A single number is the answer here: how many lines of the entries contain "small"?

--- start ---

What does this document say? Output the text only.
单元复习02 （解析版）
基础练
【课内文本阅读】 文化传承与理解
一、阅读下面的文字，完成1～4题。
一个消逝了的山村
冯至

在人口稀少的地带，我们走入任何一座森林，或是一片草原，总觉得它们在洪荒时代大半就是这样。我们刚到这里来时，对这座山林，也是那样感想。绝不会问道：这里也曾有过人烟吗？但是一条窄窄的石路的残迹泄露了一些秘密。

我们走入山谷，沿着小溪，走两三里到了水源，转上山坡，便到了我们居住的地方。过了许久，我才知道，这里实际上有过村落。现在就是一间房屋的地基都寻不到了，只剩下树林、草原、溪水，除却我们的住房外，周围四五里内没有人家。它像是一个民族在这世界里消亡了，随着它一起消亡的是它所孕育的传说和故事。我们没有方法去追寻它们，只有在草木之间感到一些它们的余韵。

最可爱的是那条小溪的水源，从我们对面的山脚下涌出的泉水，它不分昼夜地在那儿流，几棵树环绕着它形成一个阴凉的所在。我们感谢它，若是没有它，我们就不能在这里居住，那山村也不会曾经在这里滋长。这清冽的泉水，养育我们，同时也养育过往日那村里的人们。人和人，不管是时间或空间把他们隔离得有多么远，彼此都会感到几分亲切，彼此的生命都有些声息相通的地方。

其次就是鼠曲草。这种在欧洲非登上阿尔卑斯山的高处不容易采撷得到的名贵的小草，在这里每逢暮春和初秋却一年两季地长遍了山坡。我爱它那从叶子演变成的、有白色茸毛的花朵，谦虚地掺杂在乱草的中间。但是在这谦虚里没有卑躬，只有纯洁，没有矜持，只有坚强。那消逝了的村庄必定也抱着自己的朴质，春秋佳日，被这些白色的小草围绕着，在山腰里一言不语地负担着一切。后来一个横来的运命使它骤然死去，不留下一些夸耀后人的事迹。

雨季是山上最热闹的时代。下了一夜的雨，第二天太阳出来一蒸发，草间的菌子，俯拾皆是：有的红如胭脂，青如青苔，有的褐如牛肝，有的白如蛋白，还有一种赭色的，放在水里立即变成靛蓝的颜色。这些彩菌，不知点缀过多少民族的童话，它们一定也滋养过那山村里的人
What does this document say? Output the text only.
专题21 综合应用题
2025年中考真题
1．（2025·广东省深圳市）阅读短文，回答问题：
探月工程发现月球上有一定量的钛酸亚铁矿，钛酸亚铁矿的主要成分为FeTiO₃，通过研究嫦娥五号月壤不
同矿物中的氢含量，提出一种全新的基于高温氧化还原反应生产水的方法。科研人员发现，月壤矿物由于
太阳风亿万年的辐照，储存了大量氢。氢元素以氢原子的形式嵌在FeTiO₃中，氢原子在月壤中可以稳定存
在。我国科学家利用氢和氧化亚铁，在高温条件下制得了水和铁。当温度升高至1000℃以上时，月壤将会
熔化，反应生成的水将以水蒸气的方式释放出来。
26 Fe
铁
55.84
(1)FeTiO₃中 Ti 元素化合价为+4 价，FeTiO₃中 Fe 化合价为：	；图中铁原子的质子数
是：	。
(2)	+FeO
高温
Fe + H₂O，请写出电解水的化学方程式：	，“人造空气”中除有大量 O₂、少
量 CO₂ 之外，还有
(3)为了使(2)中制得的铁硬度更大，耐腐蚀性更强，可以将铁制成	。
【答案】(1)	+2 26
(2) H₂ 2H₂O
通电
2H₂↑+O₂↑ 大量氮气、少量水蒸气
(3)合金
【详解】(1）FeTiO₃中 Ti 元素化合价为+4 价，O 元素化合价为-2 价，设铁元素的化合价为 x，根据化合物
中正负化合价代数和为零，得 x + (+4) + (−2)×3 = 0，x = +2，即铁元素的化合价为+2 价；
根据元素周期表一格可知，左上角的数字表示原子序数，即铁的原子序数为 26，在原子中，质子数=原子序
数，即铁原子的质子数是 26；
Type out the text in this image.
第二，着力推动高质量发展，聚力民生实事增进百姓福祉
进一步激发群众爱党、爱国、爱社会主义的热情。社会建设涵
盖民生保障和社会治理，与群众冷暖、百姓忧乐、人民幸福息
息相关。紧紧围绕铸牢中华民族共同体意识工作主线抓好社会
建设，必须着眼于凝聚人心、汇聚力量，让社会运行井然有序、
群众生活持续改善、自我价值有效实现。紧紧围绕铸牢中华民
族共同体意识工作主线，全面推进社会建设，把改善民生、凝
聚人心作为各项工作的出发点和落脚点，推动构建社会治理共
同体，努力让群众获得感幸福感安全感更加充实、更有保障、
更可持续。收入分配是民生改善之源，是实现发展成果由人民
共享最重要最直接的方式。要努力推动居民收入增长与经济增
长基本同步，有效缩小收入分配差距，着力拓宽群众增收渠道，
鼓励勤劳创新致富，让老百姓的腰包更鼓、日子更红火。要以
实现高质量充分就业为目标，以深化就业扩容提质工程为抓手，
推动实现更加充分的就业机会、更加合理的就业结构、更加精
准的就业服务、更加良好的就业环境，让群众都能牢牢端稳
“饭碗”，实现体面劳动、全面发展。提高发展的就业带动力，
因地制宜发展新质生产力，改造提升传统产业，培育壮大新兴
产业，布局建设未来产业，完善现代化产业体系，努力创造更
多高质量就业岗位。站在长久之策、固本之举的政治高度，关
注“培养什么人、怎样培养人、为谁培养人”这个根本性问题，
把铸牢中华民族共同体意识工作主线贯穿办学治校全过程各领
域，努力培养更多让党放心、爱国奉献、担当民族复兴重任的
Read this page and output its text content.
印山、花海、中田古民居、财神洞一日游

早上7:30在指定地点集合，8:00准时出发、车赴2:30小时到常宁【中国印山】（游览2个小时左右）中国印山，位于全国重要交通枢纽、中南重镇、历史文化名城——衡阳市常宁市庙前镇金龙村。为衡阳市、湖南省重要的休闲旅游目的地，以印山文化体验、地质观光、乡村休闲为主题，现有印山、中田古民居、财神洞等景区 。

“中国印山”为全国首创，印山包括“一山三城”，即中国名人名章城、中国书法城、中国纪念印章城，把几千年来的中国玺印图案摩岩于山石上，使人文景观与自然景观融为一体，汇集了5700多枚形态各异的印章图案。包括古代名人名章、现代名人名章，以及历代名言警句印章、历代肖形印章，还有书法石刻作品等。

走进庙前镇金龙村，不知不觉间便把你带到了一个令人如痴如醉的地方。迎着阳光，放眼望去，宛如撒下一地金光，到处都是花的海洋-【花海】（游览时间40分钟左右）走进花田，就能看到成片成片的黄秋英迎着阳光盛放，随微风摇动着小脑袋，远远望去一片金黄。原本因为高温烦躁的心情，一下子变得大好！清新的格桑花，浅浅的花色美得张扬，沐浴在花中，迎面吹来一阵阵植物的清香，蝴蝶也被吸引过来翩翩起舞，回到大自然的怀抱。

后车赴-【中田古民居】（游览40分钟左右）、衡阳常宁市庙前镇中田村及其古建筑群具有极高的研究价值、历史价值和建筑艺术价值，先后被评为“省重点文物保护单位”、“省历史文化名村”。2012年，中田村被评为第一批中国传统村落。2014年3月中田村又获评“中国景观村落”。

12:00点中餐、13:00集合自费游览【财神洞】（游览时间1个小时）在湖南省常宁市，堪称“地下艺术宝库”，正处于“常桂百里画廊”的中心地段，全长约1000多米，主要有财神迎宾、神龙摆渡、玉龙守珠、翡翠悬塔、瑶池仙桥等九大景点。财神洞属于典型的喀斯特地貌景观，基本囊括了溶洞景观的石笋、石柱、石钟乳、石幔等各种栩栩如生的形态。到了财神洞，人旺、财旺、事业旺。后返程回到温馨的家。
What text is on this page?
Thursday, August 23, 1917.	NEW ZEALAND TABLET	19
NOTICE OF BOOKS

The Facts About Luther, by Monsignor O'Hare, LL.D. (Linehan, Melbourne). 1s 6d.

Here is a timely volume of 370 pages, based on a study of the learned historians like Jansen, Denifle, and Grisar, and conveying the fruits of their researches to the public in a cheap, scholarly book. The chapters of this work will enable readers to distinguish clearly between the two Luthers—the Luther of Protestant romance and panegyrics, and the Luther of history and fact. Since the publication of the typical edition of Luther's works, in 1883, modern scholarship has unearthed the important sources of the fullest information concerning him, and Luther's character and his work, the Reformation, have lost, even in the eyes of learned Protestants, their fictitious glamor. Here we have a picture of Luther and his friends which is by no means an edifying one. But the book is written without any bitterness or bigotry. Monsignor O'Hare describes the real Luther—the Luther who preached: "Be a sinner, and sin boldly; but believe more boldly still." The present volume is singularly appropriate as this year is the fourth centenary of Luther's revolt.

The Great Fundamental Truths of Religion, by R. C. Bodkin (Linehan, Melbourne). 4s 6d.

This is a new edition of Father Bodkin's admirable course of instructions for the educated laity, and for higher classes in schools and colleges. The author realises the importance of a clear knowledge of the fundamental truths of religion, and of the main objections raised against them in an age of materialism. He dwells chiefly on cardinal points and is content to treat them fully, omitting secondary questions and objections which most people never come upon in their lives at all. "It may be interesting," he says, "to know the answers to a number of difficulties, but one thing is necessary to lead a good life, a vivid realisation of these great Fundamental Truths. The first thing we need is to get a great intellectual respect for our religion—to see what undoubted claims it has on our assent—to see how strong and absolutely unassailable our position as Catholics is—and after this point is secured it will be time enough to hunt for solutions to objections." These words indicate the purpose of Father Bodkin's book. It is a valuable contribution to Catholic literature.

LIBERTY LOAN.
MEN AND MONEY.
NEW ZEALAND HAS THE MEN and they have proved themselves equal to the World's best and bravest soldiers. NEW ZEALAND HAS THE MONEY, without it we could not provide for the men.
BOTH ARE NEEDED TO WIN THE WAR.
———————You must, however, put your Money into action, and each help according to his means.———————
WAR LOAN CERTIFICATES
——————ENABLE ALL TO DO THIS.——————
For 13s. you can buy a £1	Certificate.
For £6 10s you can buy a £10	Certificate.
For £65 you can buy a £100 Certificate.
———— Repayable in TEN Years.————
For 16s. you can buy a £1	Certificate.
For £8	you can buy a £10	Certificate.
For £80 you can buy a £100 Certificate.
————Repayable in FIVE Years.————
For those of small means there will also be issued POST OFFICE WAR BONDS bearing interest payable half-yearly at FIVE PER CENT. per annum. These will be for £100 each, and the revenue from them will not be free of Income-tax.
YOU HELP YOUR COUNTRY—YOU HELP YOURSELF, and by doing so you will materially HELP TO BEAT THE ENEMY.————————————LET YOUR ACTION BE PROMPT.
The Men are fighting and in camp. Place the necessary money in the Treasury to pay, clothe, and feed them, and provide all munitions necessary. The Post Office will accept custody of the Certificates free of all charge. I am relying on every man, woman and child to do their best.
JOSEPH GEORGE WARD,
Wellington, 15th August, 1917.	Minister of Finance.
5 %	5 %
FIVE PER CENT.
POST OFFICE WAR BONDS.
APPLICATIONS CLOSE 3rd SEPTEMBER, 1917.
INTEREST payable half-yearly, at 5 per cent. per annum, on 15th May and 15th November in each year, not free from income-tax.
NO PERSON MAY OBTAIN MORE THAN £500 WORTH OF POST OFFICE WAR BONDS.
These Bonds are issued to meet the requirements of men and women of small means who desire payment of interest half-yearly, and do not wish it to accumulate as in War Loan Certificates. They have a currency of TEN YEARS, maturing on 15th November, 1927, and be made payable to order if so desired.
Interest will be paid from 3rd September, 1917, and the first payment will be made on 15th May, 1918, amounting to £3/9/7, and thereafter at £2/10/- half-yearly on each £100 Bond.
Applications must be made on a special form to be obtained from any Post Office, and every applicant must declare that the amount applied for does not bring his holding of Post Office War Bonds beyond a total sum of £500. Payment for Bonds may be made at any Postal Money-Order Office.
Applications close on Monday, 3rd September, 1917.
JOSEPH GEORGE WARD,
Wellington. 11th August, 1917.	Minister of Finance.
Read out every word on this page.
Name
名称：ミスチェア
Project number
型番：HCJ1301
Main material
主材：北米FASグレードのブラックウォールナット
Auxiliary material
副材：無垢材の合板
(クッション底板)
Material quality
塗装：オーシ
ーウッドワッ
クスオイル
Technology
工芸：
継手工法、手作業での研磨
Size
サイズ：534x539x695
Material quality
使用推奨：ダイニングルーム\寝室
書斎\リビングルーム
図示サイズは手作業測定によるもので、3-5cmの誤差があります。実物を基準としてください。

--- end ---

TASK RESPONSE:
2